(Collected data)

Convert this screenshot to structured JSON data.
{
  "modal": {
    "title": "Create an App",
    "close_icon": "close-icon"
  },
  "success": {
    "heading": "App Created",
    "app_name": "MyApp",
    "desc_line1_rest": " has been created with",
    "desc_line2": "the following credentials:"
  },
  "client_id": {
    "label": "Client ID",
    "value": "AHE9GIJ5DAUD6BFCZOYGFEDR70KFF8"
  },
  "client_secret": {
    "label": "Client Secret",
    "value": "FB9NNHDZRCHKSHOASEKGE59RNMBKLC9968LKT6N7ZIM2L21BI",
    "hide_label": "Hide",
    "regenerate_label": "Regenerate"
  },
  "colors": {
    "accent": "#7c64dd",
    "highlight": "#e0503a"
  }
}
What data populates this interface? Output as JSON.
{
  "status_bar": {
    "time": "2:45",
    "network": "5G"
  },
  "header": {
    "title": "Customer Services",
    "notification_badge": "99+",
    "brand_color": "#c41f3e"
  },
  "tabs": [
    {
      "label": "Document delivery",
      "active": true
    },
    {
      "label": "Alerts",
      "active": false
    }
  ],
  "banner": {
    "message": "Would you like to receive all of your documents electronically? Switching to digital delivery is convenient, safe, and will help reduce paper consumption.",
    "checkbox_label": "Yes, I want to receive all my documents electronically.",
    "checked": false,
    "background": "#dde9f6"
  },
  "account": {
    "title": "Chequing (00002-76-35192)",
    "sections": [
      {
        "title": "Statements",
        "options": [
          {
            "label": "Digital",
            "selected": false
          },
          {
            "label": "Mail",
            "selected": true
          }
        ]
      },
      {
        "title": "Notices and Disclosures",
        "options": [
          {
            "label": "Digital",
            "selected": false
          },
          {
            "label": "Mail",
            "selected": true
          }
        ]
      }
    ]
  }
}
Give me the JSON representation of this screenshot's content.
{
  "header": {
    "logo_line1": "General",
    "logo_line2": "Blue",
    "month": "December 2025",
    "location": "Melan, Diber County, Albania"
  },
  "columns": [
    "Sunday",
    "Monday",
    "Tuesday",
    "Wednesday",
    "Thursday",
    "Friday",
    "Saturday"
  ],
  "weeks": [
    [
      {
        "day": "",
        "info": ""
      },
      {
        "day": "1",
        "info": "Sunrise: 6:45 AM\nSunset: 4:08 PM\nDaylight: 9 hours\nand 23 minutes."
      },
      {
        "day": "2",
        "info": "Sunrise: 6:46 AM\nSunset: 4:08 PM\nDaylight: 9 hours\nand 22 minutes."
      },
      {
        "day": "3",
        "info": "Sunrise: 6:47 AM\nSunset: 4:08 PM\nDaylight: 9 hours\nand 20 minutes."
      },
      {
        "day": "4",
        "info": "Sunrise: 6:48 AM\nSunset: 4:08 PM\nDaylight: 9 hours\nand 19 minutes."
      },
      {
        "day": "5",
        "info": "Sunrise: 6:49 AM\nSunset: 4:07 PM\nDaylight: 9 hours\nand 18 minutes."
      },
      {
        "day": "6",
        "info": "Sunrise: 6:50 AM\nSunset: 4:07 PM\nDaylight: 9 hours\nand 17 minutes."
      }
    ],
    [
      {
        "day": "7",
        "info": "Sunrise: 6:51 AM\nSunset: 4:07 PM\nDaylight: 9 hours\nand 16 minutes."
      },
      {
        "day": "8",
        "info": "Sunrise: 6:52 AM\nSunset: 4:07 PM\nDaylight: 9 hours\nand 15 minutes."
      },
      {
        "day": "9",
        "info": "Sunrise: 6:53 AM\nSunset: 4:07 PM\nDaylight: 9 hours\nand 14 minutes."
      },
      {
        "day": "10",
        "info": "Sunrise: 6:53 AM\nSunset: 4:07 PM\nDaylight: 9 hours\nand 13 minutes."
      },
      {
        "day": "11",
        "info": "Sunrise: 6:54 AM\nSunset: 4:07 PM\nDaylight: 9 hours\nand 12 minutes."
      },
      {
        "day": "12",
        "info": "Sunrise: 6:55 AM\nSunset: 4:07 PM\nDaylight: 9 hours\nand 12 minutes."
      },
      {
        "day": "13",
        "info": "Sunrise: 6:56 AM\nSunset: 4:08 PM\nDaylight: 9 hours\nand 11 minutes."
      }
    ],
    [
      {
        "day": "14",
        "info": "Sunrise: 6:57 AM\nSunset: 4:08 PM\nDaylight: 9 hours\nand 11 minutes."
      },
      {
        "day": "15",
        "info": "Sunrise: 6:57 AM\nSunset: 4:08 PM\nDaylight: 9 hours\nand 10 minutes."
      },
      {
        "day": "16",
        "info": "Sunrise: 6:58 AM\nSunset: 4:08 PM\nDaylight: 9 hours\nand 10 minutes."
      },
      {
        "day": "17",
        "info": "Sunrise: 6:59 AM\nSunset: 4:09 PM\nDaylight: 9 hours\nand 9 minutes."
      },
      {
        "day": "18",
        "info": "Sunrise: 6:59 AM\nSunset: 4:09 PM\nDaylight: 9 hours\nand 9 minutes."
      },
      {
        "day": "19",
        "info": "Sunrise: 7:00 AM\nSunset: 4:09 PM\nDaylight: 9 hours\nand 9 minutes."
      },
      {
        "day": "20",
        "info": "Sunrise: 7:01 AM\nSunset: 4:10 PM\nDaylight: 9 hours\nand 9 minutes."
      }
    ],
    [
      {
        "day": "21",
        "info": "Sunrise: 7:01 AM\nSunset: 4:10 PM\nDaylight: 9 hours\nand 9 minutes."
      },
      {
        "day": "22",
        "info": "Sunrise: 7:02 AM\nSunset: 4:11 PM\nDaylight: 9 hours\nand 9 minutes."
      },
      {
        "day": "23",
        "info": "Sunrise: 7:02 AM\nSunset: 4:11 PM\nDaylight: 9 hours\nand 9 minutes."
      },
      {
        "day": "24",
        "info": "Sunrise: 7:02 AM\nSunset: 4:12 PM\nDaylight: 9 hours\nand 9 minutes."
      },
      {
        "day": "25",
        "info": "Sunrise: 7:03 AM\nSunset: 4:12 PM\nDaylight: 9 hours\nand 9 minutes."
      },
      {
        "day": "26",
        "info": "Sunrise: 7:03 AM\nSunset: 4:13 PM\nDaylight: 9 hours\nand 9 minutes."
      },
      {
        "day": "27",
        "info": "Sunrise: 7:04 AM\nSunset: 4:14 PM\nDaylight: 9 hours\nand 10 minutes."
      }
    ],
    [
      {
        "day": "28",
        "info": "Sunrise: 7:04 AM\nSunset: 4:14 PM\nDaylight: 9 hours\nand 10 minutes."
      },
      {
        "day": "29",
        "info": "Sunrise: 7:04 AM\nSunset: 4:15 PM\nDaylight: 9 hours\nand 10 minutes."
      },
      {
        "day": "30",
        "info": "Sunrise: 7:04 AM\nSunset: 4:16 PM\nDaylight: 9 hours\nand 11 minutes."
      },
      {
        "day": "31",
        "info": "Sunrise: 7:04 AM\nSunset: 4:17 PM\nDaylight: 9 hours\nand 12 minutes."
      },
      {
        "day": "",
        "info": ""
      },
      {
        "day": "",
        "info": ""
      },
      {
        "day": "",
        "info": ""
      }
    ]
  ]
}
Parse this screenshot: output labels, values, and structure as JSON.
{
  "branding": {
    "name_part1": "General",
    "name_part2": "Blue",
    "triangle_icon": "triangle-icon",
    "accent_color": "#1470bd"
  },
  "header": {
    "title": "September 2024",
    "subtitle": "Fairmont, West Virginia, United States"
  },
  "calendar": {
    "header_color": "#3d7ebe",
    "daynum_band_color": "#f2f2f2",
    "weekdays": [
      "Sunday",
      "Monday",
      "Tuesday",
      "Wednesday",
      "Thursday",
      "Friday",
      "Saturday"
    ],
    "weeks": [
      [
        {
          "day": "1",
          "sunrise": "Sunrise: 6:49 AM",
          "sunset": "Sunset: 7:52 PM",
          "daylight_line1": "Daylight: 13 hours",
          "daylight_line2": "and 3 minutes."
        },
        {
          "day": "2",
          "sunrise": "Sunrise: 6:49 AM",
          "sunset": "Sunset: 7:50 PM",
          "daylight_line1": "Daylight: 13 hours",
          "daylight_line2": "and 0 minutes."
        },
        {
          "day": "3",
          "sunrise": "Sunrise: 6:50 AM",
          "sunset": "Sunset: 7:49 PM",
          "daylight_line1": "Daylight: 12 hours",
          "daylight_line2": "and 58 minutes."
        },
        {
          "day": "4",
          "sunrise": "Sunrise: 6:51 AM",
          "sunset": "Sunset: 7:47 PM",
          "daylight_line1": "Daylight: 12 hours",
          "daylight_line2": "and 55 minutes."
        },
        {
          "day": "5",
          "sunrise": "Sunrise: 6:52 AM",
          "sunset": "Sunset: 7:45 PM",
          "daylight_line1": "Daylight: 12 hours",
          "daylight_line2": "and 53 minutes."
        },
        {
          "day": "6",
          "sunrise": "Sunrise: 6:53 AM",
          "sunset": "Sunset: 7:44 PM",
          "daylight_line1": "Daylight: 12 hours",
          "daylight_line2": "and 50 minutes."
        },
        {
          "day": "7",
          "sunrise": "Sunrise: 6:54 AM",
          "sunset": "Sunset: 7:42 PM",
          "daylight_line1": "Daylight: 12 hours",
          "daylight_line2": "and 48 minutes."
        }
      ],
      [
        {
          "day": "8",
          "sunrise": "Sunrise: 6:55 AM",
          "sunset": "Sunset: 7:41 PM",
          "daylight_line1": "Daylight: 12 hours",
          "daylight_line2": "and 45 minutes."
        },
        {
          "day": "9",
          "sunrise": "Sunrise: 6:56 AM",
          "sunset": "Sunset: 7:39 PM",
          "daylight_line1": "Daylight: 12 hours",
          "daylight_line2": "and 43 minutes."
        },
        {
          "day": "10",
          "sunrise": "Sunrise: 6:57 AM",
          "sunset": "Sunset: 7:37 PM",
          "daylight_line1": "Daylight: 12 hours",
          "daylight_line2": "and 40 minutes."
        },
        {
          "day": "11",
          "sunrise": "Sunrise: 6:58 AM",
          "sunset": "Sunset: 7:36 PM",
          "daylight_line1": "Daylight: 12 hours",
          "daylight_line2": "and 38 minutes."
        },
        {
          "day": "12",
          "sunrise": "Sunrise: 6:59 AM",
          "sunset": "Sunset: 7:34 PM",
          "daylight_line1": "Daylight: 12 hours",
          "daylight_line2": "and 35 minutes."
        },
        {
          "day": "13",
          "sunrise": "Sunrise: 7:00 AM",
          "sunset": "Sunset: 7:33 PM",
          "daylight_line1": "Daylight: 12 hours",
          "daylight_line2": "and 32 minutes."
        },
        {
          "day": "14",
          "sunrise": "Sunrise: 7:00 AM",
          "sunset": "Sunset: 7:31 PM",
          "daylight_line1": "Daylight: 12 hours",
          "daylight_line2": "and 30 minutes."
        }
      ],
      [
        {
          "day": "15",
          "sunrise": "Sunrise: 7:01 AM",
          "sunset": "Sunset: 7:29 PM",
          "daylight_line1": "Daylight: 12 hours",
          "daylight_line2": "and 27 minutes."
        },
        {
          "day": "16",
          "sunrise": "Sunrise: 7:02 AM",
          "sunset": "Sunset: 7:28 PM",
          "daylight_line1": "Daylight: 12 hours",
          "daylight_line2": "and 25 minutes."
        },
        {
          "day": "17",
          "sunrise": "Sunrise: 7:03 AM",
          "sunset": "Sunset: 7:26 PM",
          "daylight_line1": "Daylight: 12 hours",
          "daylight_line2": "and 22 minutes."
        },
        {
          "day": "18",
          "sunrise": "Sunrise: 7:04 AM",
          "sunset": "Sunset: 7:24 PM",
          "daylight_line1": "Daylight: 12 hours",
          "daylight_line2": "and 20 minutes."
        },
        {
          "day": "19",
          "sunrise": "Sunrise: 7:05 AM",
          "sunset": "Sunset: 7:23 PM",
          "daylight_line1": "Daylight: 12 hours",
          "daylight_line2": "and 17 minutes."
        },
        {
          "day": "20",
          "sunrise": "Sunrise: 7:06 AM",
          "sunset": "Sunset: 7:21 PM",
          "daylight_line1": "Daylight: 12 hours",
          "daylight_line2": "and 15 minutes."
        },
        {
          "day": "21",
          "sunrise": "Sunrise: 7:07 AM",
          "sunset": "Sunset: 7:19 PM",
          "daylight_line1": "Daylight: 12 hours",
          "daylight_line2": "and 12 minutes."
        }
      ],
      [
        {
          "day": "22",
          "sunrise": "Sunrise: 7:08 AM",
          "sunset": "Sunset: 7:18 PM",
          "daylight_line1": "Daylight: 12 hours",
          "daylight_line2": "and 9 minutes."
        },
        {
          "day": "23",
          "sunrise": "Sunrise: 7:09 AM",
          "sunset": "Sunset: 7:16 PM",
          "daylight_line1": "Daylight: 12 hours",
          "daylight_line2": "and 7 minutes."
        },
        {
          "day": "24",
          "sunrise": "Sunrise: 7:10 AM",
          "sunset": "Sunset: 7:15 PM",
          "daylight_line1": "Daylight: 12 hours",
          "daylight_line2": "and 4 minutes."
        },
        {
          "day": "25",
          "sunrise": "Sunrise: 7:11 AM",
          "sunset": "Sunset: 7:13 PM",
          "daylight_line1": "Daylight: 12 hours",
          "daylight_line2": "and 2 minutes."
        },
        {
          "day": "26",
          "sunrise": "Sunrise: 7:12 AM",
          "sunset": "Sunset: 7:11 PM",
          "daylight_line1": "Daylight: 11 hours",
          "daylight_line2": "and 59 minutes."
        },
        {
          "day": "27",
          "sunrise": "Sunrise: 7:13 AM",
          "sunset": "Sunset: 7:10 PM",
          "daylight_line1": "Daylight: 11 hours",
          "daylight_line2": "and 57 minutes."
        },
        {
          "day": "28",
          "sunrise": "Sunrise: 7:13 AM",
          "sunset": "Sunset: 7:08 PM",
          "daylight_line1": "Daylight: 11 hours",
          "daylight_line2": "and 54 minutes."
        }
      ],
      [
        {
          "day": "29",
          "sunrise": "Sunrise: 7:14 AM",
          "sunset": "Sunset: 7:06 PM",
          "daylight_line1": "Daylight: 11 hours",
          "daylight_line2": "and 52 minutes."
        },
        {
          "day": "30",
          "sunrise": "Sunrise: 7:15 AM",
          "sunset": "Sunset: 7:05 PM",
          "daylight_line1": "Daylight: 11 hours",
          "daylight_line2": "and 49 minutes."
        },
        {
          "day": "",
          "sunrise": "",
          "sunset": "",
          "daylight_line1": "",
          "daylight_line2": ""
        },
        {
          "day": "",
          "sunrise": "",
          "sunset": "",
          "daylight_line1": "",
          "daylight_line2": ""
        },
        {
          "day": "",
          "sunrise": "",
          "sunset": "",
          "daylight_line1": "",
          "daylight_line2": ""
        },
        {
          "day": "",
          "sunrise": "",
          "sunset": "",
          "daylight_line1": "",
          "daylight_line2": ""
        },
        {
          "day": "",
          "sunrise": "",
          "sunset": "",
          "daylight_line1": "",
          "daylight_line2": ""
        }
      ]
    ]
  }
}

SHORT PROBLEM
Lines that hold "documents" are the ones to copy; find all of them.

COMPLETE OUTPUT
    "message": "Would you like to receive all of your documents electronically? Switching to digital delivery is convenient, safe, and will help reduce paper consumption.",
    "checkbox_label": "Yes, I want to receive all my documents electronically.",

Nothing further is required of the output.